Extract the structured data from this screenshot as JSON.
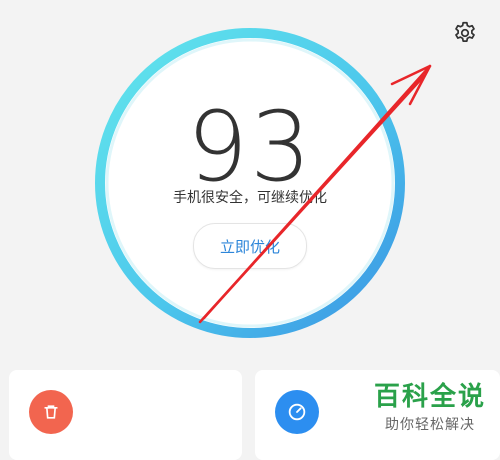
{
  "gauge": {
    "score": "93",
    "status_text": "手机很安全，可继续优化",
    "optimize_label": "立即优化"
  },
  "cards": {
    "left_icon": "trash-icon",
    "right_icon": "speedometer-icon"
  },
  "watermark": {
    "title": "百科全说",
    "subtitle": "助你轻松解决"
  },
  "icons": {
    "settings": "gear-icon"
  },
  "colors": {
    "ring_start": "#5ee4ec",
    "ring_end": "#3a9ae6",
    "accent_blue": "#2d86d9",
    "trash_red": "#f2654f",
    "speed_blue": "#2c8ef0",
    "arrow_red": "#e8262a",
    "watermark_green": "#2aa14a"
  }
}
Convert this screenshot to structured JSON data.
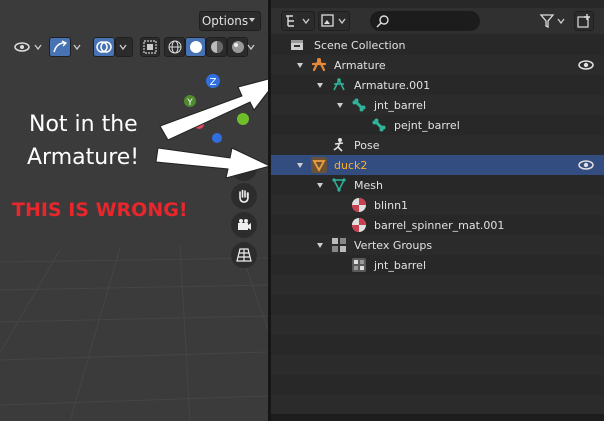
{
  "viewport": {
    "options_label": "Options",
    "gizmo_labels": {
      "z": "Z",
      "y": "Y"
    },
    "annotation_line1": "Not in the",
    "annotation_line2": "Armature!",
    "warning": "THIS IS WRONG!"
  },
  "outliner": {
    "search_value": "",
    "rows": [
      {
        "label": "Scene Collection",
        "icon": "scene-collection-icon"
      },
      {
        "label": "Armature",
        "icon": "armature-object-icon"
      },
      {
        "label": "Armature.001",
        "icon": "armature-data-icon"
      },
      {
        "label": "jnt_barrel",
        "icon": "bone-icon"
      },
      {
        "label": "pejnt_barrel",
        "icon": "bone-icon"
      },
      {
        "label": "Pose",
        "icon": "pose-icon"
      },
      {
        "label": "duck2",
        "icon": "mesh-object-icon"
      },
      {
        "label": "Mesh",
        "icon": "mesh-data-icon"
      },
      {
        "label": "blinn1",
        "icon": "material-icon"
      },
      {
        "label": "barrel_spinner_mat.001",
        "icon": "material-icon"
      },
      {
        "label": "Vertex Groups",
        "icon": "vertex-groups-icon"
      },
      {
        "label": "jnt_barrel",
        "icon": "vertex-group-icon"
      }
    ]
  },
  "colors": {
    "selected_row": "#334d80",
    "selected_text": "#ffaf29",
    "warning": "#e8262c",
    "accent": "#4772b3"
  }
}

WHAT TO WORK ON
Figure out how many lines of the data above include "screenshot", then give the number and nothing more.

RESPONSE
2